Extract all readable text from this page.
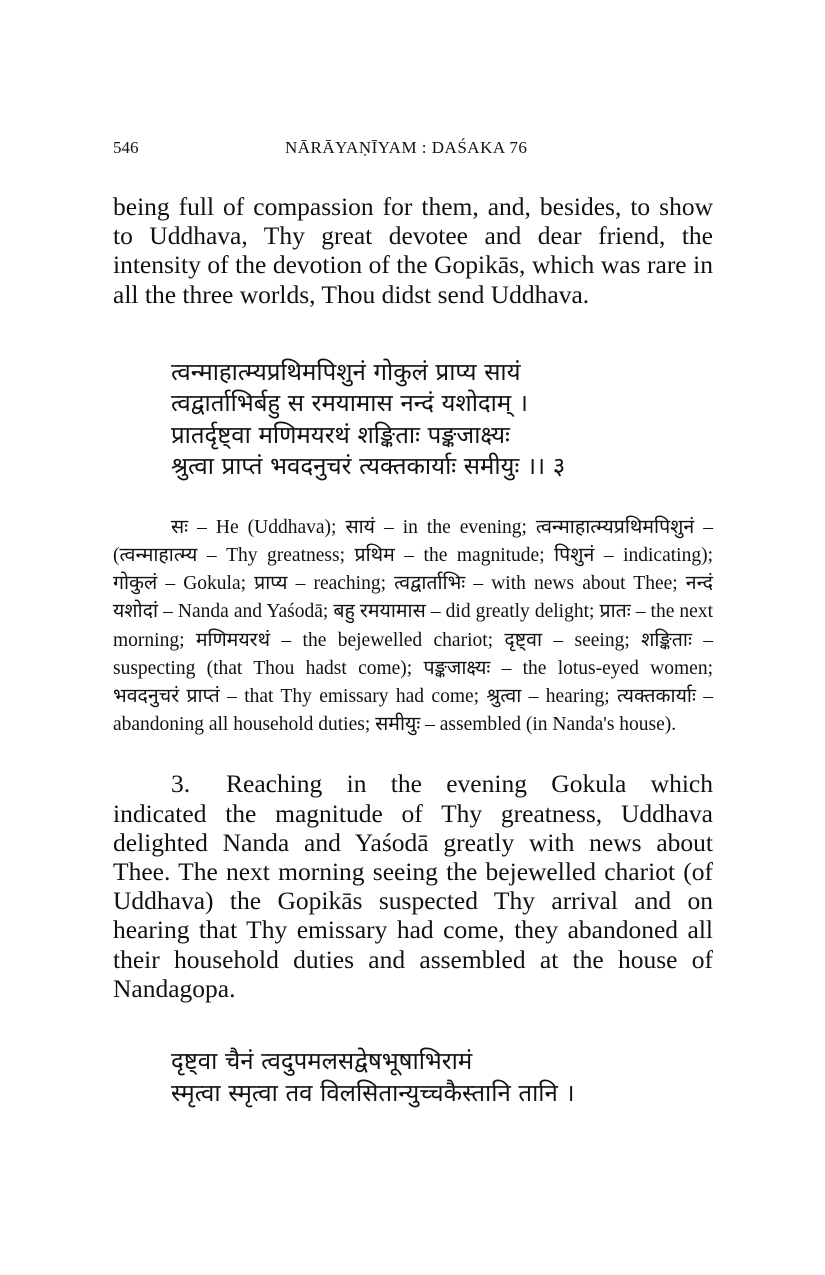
546	NĀRĀYAṆĪYAM : DAŚAKA 76

being full of compassion for them, and, besides, to show to Uddhava, Thy great devotee and dear friend, the intensity of the devotion of the Gopikās, which was rare in all the three worlds, Thou didst send Uddhava.

त्वन्माहात्म्यप्रथिमपिशुनं गोकुलं प्राप्य सायं
त्वद्वार्ताभिर्बहु स रमयामास नन्दं यशोदाम् ।
प्रातर्दृष्ट्वा मणिमयरथं शङ्किताः पङ्कजाक्ष्यः
श्रुत्वा प्राप्तं भवदनुचरं त्यक्तकार्याः समीयुः ।। ३

सः – He (Uddhava); सायं – in the evening; त्वन्माहात्म्यप्रथिमपिशुनं – (त्वन्माहात्म्य – Thy greatness; प्रथिम – the magnitude; पिशुनं – indicating); गोकुलं – Gokula; प्राप्य – reaching; त्वद्वार्ताभिः – with news about Thee; नन्दं यशोदां – Nanda and Yaśodā; बहु रमयामास – did greatly delight; प्रातः – the next morning; मणिमयरथं – the bejewelled chariot; दृष्ट्वा – seeing; शङ्किताः – suspecting (that Thou hadst come); पङ्कजाक्ष्यः – the lotus-eyed women; भवदनुचरं प्राप्तं – that Thy emissary had come; श्रुत्वा – hearing; त्यक्तकार्याः – abandoning all household duties; समीयुः – assembled (in Nanda's house).

3. Reaching in the evening Gokula which indicated the magnitude of Thy greatness, Uddhava delighted Nanda and Yaśodā greatly with news about Thee. The next morning seeing the bejewelled chariot (of Uddhava) the Gopikās suspected Thy arrival and on hearing that Thy emissary had come, they abandoned all their household duties and assembled at the house of Nandagopa.

दृष्ट्वा चैनं त्वदुपमलसद्वेषभूषाभिरामं
स्मृत्वा स्मृत्वा तव विलसितान्युच्चकैस्तानि तानि ।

Work required
Tell how many lines of the data above hold the string "that". Give only the number.

Output of the exercise
2